Some records:

START

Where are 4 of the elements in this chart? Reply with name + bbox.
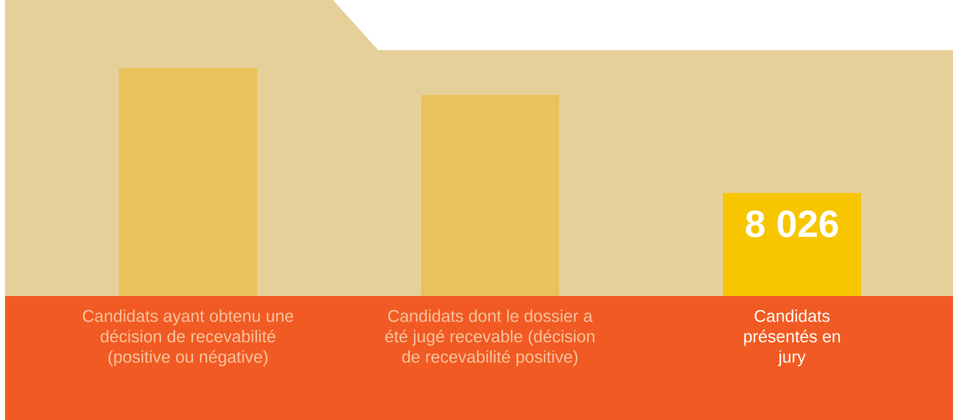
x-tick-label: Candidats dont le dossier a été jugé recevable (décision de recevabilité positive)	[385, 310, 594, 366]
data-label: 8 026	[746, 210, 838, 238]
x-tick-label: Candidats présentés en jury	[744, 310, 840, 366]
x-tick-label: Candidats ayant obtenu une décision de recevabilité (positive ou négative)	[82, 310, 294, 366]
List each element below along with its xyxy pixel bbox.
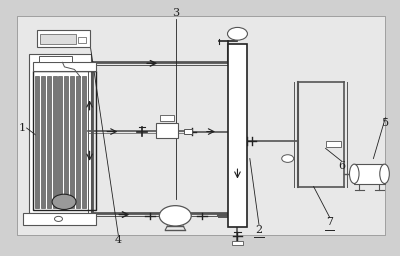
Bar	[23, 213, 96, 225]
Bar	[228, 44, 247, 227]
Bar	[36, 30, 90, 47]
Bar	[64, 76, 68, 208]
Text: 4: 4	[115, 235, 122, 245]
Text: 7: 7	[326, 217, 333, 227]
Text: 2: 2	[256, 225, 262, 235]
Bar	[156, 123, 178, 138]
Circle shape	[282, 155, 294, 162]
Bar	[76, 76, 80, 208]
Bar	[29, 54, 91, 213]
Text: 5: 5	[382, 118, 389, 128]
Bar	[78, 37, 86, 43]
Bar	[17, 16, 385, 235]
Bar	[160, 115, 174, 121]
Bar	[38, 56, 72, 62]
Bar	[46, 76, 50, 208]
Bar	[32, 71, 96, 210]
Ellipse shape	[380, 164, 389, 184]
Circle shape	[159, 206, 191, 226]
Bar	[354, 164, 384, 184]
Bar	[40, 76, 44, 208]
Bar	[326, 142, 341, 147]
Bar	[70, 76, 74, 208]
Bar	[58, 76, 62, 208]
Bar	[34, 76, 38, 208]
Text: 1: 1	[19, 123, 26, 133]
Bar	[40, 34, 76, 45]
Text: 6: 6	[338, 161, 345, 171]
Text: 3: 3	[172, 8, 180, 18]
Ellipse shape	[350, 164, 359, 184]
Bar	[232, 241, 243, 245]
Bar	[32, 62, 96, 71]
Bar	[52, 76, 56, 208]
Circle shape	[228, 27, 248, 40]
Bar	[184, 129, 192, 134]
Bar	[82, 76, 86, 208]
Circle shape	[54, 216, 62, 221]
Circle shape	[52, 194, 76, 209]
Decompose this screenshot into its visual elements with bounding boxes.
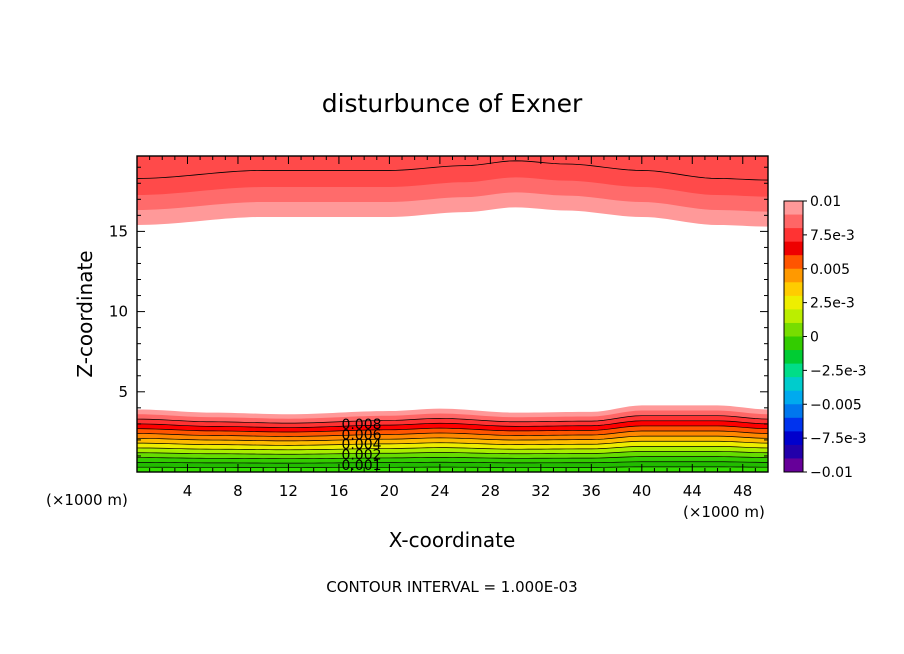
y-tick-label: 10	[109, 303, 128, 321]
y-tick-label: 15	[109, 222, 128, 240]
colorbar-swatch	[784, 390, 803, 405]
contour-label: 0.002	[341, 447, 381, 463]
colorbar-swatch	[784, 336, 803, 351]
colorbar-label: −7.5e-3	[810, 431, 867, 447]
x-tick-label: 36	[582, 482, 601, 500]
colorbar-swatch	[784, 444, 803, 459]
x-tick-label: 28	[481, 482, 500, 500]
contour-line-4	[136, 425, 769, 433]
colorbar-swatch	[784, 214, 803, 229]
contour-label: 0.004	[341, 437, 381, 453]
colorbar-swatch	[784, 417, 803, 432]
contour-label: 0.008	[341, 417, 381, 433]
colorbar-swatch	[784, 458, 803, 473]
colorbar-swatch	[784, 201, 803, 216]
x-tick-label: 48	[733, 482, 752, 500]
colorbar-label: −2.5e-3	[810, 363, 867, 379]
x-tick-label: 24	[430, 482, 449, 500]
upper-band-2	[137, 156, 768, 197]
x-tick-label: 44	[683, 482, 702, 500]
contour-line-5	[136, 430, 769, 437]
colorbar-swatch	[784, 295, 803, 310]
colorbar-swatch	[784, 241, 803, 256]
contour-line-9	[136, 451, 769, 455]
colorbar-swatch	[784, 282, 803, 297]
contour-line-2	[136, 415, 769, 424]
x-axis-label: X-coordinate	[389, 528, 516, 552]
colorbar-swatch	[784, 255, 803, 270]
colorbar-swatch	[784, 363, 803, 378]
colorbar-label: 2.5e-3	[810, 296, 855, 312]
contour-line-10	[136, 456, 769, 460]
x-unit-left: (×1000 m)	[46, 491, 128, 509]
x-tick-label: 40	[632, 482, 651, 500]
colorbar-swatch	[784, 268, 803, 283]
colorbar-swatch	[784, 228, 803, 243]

END

EXERCISE REQUIREMENTS: Reproduce every line of the items above word for word, leaving out the picture lines.

TASK SOLUTION:
Where are 4 of the elements in this chart? Reply with name + bbox.
x-tick-label: Candidats dont le dossier a été jugé recevable (décision de recevabilité positive)	[385, 310, 594, 366]
data-label: 8 026	[746, 210, 838, 238]
x-tick-label: Candidats présentés en jury	[744, 310, 840, 366]
x-tick-label: Candidats ayant obtenu une décision de recevabilité (positive ou négative)	[82, 310, 294, 366]
List each element below along with its xyxy pixel bbox.
Bar	[23, 213, 96, 225]
Bar	[228, 44, 247, 227]
Bar	[36, 30, 90, 47]
Bar	[64, 76, 68, 208]
Text: 4: 4	[115, 235, 122, 245]
Text: 7: 7	[326, 217, 333, 227]
Text: 2: 2	[256, 225, 262, 235]
Bar	[156, 123, 178, 138]
Circle shape	[282, 155, 294, 162]
Bar	[76, 76, 80, 208]
Bar	[29, 54, 91, 213]
Text: 5: 5	[382, 118, 389, 128]
Bar	[78, 37, 86, 43]
Bar	[17, 16, 385, 235]
Bar	[160, 115, 174, 121]
Bar	[38, 56, 72, 62]
Bar	[46, 76, 50, 208]
Bar	[32, 71, 96, 210]
Ellipse shape	[380, 164, 389, 184]
Circle shape	[159, 206, 191, 226]
Bar	[354, 164, 384, 184]
Bar	[40, 76, 44, 208]
Bar	[326, 142, 341, 147]
Bar	[70, 76, 74, 208]
Bar	[58, 76, 62, 208]
Bar	[34, 76, 38, 208]
Text: 1: 1	[19, 123, 26, 133]
Bar	[40, 34, 76, 45]
Text: 6: 6	[338, 161, 345, 171]
Text: 3: 3	[172, 8, 180, 18]
Ellipse shape	[350, 164, 359, 184]
Bar	[232, 241, 243, 245]
Bar	[32, 62, 96, 71]
Bar	[52, 76, 56, 208]
Circle shape	[228, 27, 248, 40]
Bar	[184, 129, 192, 134]
Bar	[82, 76, 86, 208]
Circle shape	[54, 216, 62, 221]
Circle shape	[52, 194, 76, 209]
Decompose this screenshot into its visual elements with bounding boxes.
y-tick-label: 10	[109, 303, 128, 321]
y-tick-label: 15	[109, 222, 128, 240]
colorbar-swatch	[784, 390, 803, 405]
contour-label: 0.002	[341, 447, 381, 463]
colorbar-swatch	[784, 336, 803, 351]
colorbar-label: −7.5e-3	[810, 431, 867, 447]
x-tick-label: 36	[582, 482, 601, 500]
colorbar-swatch	[784, 444, 803, 459]
x-tick-label: 28	[481, 482, 500, 500]
contour-line-4	[136, 425, 769, 433]
colorbar-swatch	[784, 214, 803, 229]
contour-label: 0.004	[341, 437, 381, 453]
colorbar-swatch	[784, 417, 803, 432]
contour-label: 0.008	[341, 417, 381, 433]
colorbar-swatch	[784, 458, 803, 473]
colorbar-swatch	[784, 201, 803, 216]
x-tick-label: 48	[733, 482, 752, 500]
colorbar-label: −2.5e-3	[810, 363, 867, 379]
x-tick-label: 24	[430, 482, 449, 500]
upper-band-2	[137, 156, 768, 197]
x-tick-label: 44	[683, 482, 702, 500]
contour-line-5	[136, 430, 769, 437]
colorbar-swatch	[784, 295, 803, 310]
colorbar-swatch	[784, 241, 803, 256]
contour-line-9	[136, 451, 769, 455]
colorbar-swatch	[784, 282, 803, 297]
contour-line-2	[136, 415, 769, 424]
x-axis-label: X-coordinate	[389, 528, 516, 552]
colorbar-swatch	[784, 255, 803, 270]
colorbar-swatch	[784, 363, 803, 378]
colorbar-label: 2.5e-3	[810, 296, 855, 312]
contour-line-10	[136, 456, 769, 460]
x-unit-left: (×1000 m)	[46, 491, 128, 509]
x-tick-label: 40	[632, 482, 651, 500]
colorbar-swatch	[784, 268, 803, 283]
colorbar-swatch	[784, 228, 803, 243]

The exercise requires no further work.